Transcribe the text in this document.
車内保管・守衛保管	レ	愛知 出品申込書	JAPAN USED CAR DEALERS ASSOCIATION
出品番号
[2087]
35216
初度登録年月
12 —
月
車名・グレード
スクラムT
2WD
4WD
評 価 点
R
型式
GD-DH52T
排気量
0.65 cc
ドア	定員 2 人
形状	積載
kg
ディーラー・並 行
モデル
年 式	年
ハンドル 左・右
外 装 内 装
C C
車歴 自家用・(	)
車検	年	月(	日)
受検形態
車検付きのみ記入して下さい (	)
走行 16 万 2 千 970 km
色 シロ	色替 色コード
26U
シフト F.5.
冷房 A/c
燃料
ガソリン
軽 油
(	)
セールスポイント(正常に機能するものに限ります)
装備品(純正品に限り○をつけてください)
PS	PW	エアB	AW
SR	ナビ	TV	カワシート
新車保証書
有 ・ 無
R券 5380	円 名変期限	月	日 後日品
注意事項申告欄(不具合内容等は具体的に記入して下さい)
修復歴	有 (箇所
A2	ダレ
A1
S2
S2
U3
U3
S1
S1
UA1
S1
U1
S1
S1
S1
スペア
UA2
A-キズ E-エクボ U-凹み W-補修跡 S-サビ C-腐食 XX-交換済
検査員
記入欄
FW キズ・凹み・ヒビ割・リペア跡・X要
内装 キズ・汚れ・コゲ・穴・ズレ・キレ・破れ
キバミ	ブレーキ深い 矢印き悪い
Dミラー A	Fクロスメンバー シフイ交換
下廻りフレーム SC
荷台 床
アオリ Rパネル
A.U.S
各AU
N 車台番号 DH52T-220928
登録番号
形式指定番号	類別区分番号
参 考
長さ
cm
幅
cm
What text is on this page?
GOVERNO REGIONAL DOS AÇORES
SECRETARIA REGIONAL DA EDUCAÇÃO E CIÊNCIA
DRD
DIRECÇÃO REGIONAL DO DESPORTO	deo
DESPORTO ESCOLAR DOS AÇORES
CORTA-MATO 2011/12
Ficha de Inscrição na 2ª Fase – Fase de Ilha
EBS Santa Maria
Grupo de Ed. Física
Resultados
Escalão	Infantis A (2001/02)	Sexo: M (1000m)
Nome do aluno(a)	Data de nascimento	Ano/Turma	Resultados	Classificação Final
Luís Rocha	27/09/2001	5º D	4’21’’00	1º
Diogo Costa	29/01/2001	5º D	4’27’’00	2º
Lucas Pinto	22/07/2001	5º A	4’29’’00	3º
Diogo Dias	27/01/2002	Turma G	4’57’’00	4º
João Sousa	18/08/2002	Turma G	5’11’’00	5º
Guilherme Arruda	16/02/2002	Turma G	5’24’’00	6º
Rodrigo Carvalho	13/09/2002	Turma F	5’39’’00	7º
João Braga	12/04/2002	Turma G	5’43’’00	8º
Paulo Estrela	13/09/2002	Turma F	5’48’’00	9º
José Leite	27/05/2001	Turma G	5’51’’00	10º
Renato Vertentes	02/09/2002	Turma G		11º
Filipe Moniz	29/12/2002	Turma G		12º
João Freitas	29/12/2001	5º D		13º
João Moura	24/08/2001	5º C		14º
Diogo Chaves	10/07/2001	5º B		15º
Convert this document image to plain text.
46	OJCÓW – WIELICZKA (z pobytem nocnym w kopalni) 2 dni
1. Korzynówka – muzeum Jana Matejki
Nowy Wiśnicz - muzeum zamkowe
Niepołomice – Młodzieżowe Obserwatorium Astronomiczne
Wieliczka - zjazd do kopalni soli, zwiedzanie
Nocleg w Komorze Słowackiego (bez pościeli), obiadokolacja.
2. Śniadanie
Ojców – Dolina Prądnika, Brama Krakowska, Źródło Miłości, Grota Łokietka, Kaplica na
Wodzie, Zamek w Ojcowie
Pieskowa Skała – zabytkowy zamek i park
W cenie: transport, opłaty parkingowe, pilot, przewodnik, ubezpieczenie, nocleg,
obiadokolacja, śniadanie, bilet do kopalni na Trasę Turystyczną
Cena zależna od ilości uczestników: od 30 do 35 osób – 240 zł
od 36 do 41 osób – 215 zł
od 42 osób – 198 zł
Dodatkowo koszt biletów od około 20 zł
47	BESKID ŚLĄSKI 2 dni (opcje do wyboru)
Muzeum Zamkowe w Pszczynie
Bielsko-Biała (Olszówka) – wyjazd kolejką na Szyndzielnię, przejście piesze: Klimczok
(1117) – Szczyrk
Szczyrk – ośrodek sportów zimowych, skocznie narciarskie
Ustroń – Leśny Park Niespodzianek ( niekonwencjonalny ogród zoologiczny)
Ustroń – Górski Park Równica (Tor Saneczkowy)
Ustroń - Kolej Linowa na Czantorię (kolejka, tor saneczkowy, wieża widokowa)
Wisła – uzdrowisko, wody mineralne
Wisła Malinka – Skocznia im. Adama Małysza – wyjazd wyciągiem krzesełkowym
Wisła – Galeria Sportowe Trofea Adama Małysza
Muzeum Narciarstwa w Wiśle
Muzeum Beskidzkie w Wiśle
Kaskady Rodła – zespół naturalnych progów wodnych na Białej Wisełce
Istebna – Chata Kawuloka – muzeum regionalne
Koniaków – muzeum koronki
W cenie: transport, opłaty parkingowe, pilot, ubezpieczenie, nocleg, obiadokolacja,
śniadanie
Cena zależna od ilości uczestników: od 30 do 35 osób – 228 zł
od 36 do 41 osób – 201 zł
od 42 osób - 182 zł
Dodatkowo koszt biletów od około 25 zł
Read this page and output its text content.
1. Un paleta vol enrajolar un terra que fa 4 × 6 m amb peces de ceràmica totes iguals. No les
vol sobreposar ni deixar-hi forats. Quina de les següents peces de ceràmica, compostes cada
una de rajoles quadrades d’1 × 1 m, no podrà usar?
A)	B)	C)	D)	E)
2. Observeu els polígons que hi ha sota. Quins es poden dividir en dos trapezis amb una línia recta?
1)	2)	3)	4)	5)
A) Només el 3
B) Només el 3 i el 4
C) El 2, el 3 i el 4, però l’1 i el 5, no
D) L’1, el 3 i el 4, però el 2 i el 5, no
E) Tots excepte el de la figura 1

__Prompt__.
Quote exactly what appears from the line containing "Read this page and output its text content." through the final line of the listing above, including both of those lines.

__Solution to this exercise__.
Read this page and output its text content.
1. Un paleta vol enrajolar un terra que fa 4 × 6 m amb peces de ceràmica totes iguals. No les
vol sobreposar ni deixar-hi forats. Quina de les següents peces de ceràmica, compostes cada
una de rajoles quadrades d’1 × 1 m, no podrà usar?
A)	B)	C)	D)	E)
2. Observeu els polígons que hi ha sota. Quins es poden dividir en dos trapezis amb una línia recta?
1)	2)	3)	4)	5)
A) Només el 3
B) Només el 3 i el 4
C) El 2, el 3 i el 4, però l’1 i el 5, no
D) L’1, el 3 i el 4, però el 2 i el 5, no
E) Tots excepte el de la figura 1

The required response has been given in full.